What to work on:
Write out the entries again exactly as they are given.

Given records:

+ + + + + + +

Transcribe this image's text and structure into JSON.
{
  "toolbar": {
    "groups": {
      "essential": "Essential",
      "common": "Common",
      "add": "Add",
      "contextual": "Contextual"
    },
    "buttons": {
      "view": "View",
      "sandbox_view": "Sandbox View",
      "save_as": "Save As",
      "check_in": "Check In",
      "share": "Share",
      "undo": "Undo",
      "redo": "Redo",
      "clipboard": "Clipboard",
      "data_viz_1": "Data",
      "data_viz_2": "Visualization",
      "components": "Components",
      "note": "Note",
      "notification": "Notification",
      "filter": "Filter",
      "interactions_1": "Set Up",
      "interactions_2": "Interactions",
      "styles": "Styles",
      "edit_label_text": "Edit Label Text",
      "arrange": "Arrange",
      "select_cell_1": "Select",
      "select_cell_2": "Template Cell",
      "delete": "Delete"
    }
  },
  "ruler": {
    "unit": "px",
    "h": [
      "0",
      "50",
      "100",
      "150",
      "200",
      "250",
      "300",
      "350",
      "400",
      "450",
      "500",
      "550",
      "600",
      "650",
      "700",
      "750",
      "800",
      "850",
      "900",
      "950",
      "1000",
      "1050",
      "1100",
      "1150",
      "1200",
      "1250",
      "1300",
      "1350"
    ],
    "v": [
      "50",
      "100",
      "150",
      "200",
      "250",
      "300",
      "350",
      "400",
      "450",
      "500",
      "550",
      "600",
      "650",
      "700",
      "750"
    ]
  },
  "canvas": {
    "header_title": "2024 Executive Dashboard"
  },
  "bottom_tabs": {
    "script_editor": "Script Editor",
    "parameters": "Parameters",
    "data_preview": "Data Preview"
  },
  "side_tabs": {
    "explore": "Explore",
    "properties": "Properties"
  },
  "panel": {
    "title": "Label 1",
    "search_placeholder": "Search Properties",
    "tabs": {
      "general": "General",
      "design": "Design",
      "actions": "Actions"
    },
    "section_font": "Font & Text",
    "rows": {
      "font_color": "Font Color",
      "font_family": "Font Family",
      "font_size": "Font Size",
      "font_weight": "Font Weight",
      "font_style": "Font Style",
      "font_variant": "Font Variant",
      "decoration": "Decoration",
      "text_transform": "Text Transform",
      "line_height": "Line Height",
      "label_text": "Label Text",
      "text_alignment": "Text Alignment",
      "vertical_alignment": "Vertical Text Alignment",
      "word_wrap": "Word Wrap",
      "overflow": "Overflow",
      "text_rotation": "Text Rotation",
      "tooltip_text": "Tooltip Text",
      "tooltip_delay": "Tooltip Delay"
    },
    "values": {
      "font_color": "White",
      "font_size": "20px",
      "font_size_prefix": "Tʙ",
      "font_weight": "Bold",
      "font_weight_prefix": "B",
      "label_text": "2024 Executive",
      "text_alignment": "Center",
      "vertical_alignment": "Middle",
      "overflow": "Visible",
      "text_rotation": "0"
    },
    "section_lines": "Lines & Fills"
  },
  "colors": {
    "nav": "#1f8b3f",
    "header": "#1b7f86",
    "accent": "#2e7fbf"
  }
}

+ + + + + + +

Solution to this task:
Transcribe this image's text and structure into JSON.
{
  "toolbar": {
    "groups": {
      "essential": "Essential",
      "common": "Common",
      "add": "Add",
      "contextual": "Contextual"
    },
    "buttons": {
      "view": "View",
      "sandbox_view": "Sandbox View",
      "save_as": "Save As",
      "check_in": "Check In",
      "share": "Share",
      "undo": "Undo",
      "redo": "Redo",
      "clipboard": "Clipboard",
      "data_viz_1": "Data",
      "data_viz_2": "Visualization",
      "components": "Components",
      "note": "Note",
      "notification": "Notification",
      "filter": "Filter",
      "interactions_1": "Set Up",
      "interactions_2": "Interactions",
      "styles": "Styles",
      "edit_label_text": "Edit Label Text",
      "arrange": "Arrange",
      "select_cell_1": "Select",
      "select_cell_2": "Template Cell",
      "delete": "Delete"
    }
  },
  "ruler": {
    "unit": "px",
    "h": [
      "0",
      "50",
      "100",
      "150",
      "200",
      "250",
      "300",
      "350",
      "400",
      "450",
      "500",
      "550",
      "600",
      "650",
      "700",
      "750",
      "800",
      "850",
      "900",
      "950",
      "1000",
      "1050",
      "1100",
      "1150",
      "1200",
      "1250",
      "1300",
      "1350"
    ],
    "v": [
      "50",
      "100",
      "150",
      "200",
      "250",
      "300",
      "350",
      "400",
      "450",
      "500",
      "550",
      "600",
      "650",
      "700",
      "750"
    ]
  },
  "canvas": {
    "header_title": "2024 Executive Dashboard"
  },
  "bottom_tabs": {
    "script_editor": "Script Editor",
    "parameters": "Parameters",
    "data_preview": "Data Preview"
  },
  "side_tabs": {
    "explore": "Explore",
    "properties": "Properties"
  },
  "panel": {
    "title": "Label 1",
    "search_placeholder": "Search Properties",
    "tabs": {
      "general": "General",
      "design": "Design",
      "actions": "Actions"
    },
    "section_font": "Font & Text",
    "rows": {
      "font_color": "Font Color",
      "font_family": "Font Family",
      "font_size": "Font Size",
      "font_weight": "Font Weight",
      "font_style": "Font Style",
      "font_variant": "Font Variant",
      "decoration": "Decoration",
      "text_transform": "Text Transform",
      "line_height": "Line Height",
      "label_text": "Label Text",
      "text_alignment": "Text Alignment",
      "vertical_alignment": "Vertical Text Alignment",
      "word_wrap": "Word Wrap",
      "overflow": "Overflow",
      "text_rotation": "Text Rotation",
      "tooltip_text": "Tooltip Text",
      "tooltip_delay": "Tooltip Delay"
    },
    "values": {
      "font_color": "White",
      "font_size": "20px",
      "font_size_prefix": "Tʙ",
      "font_weight": "Bold",
      "font_weight_prefix": "B",
      "label_text": "2024 Executive",
      "text_alignment": "Center",
      "vertical_alignment": "Middle",
      "overflow": "Visible",
      "text_rotation": "0"
    },
    "section_lines": "Lines & Fills"
  },
  "colors": {
    "nav": "#1f8b3f",
    "header": "#1b7f86",
    "accent": "#2e7fbf"
  }
}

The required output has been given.